_Set exercise_. In the lines below, how many hold the word "Indian"? Answer only with the number.

_Data lines_.
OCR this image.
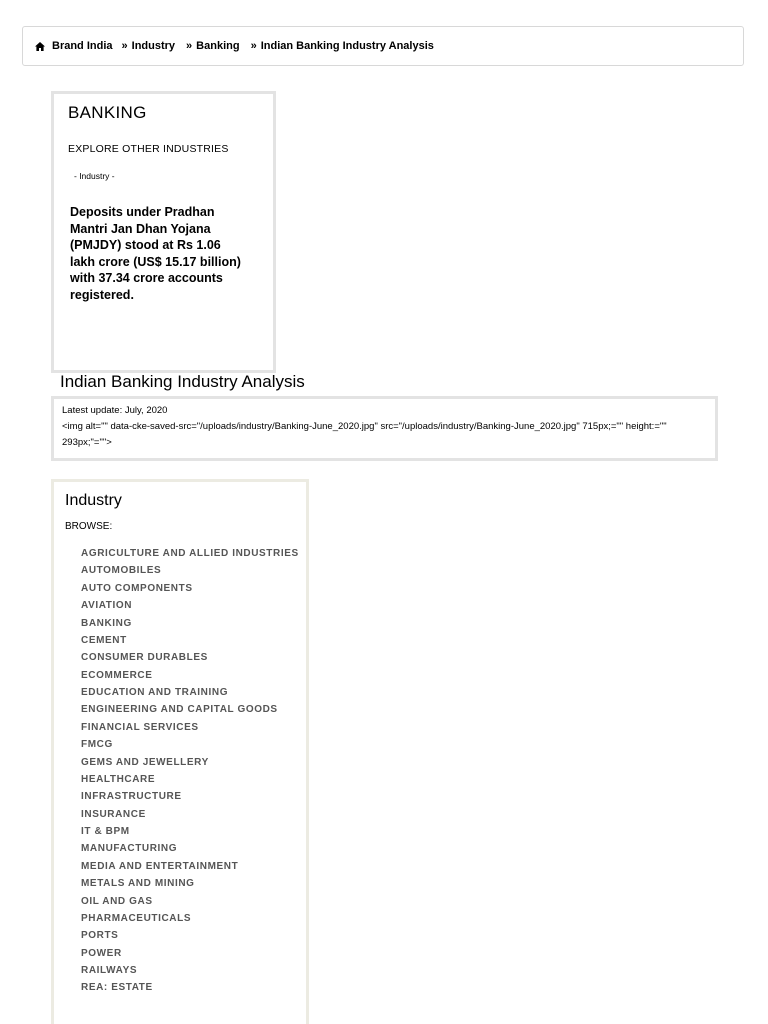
Brand India » Industry » Banking » Indian Banking Industry Analysis
BANKING
EXPLORE OTHER INDUSTRIES
- Industry -
Deposits under Pradhan Mantri Jan Dhan Yojana (PMJDY) stood at Rs 1.06 lakh crore (US$ 15.17 billion) with 37.34 crore accounts registered.
Indian Banking Industry Analysis
Latest update: July, 2020
<img alt="" data-cke-saved-src="/uploads/industry/Banking-June_2020.jpg" src="/uploads/industry/Banking-June_2020.jpg" 715px;="" height:="" 293px;"="">
Industry
BROWSE:
AGRICULTURE AND ALLIED INDUSTRIES
AUTOMOBILES
AUTO COMPONENTS
AVIATION
BANKING
CEMENT
CONSUMER DURABLES
ECOMMERCE
EDUCATION AND TRAINING
ENGINEERING AND CAPITAL GOODS
FINANCIAL SERVICES
FMCG
GEMS AND JEWELLERY
HEALTHCARE
INFRASTRUCTURE
INSURANCE
IT & BPM
MANUFACTURING
MEDIA AND ENTERTAINMENT
METALS AND MINING
OIL AND GAS
PHARMACEUTICALS
PORTS
POWER
RAILWAYS
REA: ESTATE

_Solution to the exercise_. 2